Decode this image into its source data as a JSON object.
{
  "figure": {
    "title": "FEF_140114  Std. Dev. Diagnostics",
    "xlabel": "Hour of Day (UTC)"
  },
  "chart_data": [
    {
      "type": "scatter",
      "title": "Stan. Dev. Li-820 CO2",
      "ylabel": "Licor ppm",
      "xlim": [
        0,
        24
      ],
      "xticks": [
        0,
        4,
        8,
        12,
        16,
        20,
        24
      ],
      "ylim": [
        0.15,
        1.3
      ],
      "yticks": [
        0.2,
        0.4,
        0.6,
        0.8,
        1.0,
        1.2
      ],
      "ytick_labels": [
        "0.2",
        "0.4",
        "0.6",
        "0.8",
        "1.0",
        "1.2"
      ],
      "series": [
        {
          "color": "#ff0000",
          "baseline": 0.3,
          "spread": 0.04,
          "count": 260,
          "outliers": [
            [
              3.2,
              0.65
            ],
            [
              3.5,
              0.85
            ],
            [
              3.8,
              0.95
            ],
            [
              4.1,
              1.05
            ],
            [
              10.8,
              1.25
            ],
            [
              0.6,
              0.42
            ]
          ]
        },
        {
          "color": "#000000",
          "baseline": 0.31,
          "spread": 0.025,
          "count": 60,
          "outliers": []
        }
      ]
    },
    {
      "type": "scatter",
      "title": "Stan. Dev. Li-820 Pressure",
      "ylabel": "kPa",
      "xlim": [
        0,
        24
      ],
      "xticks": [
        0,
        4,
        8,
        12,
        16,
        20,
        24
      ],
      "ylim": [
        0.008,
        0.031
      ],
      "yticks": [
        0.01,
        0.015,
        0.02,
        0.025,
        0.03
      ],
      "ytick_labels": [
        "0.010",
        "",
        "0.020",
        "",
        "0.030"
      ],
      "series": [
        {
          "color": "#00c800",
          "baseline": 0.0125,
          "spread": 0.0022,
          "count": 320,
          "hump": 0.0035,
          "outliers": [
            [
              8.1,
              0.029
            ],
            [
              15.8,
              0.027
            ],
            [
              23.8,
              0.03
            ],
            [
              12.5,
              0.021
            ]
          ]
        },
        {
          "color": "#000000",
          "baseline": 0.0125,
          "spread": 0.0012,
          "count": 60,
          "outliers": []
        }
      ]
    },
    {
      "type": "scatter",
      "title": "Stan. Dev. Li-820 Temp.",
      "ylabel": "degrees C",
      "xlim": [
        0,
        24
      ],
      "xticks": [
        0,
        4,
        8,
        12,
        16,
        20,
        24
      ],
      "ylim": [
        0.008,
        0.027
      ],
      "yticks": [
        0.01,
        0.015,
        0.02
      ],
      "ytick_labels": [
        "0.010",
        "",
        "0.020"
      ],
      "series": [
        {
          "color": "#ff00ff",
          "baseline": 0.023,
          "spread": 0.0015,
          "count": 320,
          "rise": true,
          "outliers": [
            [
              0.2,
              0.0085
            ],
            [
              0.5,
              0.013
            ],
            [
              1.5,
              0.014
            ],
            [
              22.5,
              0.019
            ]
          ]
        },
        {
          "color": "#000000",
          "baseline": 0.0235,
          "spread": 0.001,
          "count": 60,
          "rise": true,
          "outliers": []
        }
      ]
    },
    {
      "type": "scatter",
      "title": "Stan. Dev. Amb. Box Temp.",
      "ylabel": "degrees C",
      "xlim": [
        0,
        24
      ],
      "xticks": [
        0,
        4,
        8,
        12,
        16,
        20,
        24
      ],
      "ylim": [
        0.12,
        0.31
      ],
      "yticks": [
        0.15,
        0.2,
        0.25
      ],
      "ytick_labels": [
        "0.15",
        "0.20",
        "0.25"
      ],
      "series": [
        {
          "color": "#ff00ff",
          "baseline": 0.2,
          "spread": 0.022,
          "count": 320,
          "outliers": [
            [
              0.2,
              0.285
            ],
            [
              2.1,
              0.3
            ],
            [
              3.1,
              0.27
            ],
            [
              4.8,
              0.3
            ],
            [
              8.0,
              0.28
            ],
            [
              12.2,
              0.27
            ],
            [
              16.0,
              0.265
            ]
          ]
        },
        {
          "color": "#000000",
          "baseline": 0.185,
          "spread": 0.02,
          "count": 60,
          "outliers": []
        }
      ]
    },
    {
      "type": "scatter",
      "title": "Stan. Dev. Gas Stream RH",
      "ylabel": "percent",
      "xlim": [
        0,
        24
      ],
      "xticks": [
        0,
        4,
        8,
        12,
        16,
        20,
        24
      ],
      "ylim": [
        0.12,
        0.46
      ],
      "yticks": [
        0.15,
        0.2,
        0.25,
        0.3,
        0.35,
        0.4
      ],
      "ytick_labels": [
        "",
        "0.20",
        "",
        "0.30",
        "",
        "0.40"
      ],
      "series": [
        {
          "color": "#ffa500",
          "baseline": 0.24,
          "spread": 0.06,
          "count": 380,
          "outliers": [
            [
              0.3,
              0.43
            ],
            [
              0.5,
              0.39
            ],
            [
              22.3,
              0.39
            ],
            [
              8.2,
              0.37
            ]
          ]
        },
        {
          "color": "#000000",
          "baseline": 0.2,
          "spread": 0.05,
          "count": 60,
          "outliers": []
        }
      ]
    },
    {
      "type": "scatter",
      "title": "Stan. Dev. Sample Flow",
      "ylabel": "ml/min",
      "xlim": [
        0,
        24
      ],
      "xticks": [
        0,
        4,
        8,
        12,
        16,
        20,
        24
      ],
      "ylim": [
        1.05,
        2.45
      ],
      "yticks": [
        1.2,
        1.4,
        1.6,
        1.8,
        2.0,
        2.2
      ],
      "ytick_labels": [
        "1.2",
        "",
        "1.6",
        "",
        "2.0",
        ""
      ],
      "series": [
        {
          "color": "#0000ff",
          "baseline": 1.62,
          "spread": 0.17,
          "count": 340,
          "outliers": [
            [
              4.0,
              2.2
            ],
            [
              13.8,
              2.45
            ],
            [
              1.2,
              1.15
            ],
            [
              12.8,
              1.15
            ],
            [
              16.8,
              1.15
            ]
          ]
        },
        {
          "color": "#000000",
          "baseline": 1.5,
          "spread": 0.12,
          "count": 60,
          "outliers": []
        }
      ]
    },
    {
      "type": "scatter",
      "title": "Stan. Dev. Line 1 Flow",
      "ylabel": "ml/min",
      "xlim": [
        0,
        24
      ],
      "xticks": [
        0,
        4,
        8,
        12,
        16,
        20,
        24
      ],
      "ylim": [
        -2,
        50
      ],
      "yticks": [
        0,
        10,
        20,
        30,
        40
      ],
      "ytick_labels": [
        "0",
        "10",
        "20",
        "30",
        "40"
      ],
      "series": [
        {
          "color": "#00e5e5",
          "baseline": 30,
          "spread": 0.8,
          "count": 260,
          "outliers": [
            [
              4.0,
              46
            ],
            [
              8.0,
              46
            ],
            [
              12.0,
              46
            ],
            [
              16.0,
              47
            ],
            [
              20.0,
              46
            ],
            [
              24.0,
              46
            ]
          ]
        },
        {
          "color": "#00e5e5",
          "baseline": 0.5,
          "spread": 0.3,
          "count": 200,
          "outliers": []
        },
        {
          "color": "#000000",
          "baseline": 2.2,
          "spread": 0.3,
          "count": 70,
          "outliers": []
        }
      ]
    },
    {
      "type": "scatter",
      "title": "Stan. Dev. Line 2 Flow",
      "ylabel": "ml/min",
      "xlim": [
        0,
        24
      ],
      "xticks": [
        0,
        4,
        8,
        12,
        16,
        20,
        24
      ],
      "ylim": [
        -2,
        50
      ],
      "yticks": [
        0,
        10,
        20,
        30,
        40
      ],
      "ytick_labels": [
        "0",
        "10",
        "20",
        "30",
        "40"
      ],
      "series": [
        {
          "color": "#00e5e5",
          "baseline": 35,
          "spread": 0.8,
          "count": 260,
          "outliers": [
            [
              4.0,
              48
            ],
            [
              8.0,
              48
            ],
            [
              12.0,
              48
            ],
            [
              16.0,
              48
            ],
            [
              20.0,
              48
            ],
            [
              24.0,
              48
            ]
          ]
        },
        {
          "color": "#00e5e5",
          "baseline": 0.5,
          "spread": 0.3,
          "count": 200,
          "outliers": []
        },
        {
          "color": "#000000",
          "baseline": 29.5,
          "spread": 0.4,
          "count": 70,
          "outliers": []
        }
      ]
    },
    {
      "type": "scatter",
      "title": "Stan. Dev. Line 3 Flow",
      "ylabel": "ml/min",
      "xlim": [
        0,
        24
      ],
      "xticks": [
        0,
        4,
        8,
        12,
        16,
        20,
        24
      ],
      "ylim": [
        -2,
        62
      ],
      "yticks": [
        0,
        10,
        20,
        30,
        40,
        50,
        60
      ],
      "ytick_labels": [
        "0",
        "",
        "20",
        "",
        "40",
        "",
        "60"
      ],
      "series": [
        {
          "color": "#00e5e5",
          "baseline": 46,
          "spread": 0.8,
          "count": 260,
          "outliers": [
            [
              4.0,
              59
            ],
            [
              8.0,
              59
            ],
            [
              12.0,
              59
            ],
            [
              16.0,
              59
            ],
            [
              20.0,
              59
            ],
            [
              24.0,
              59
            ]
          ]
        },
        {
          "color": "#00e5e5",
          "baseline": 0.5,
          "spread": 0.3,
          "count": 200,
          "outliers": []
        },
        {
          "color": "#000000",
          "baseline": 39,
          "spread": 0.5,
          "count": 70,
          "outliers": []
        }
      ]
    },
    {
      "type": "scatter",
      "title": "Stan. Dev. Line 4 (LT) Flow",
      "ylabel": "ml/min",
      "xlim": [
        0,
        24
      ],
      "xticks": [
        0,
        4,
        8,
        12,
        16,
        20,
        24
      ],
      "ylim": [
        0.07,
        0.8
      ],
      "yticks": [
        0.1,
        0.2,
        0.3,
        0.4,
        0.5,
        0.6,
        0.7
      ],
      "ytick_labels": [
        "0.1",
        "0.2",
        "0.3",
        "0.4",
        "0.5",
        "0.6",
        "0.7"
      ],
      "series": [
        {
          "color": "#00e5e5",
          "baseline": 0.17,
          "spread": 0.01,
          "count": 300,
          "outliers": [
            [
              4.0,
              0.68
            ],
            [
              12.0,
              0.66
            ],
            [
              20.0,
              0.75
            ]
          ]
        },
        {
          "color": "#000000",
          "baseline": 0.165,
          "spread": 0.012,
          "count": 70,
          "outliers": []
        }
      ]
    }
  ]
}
◆ ◆ ◆
*Brief*: Pull out all lines of the data with the string "Flow".

*Reply*:
      "title": "Stan. Dev. Sample Flow",
      "title": "Stan. Dev. Line 1 Flow",
      "title": "Stan. Dev. Line 2 Flow",
      "title": "Stan. Dev. Line 3 Flow",
      "title": "Stan. Dev. Line 4 (LT) Flow",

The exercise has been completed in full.